▶ Entries:
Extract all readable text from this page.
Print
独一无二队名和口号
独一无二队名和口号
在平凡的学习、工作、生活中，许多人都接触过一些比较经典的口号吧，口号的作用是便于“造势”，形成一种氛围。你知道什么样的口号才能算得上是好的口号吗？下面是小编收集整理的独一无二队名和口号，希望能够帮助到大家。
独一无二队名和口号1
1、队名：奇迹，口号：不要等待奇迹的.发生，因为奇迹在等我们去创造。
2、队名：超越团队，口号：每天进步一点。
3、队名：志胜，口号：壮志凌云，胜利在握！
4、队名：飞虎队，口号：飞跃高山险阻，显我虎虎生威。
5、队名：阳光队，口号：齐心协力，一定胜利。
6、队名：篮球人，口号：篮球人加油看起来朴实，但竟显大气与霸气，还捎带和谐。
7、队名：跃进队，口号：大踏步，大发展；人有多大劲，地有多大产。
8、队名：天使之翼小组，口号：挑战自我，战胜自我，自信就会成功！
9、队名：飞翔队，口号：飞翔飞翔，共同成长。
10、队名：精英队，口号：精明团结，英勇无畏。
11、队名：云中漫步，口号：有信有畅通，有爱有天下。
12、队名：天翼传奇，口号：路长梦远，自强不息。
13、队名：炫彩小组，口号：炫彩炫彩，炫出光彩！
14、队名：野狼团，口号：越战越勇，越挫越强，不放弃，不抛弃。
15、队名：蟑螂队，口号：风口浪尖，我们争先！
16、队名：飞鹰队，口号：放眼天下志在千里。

▶ Task instructions: Go through the listing and print each line exactly as it appears.

▶ Correct result:
Extract all readable text from this page.
Print
独一无二队名和口号
独一无二队名和口号
在平凡的学习、工作、生活中，许多人都接触过一些比较经典的口号吧，口号的作用是便于“造势”，形成一种氛围。你知道什么样的口号才能算得上是好的口号吗？下面是小编收集整理的独一无二队名和口号，希望能够帮助到大家。
独一无二队名和口号1
1、队名：奇迹，口号：不要等待奇迹的.发生，因为奇迹在等我们去创造。
2、队名：超越团队，口号：每天进步一点。
3、队名：志胜，口号：壮志凌云，胜利在握！
4、队名：飞虎队，口号：飞跃高山险阻，显我虎虎生威。
5、队名：阳光队，口号：齐心协力，一定胜利。
6、队名：篮球人，口号：篮球人加油看起来朴实，但竟显大气与霸气，还捎带和谐。
7、队名：跃进队，口号：大踏步，大发展；人有多大劲，地有多大产。
8、队名：天使之翼小组，口号：挑战自我，战胜自我，自信就会成功！
9、队名：飞翔队，口号：飞翔飞翔，共同成长。
10、队名：精英队，口号：精明团结，英勇无畏。
11、队名：云中漫步，口号：有信有畅通，有爱有天下。
12、队名：天翼传奇，口号：路长梦远，自强不息。
13、队名：炫彩小组，口号：炫彩炫彩，炫出光彩！
14、队名：野狼团，口号：越战越勇，越挫越强，不放弃，不抛弃。
15、队名：蟑螂队，口号：风口浪尖，我们争先！
16、队名：飞鹰队，口号：放眼天下志在千里。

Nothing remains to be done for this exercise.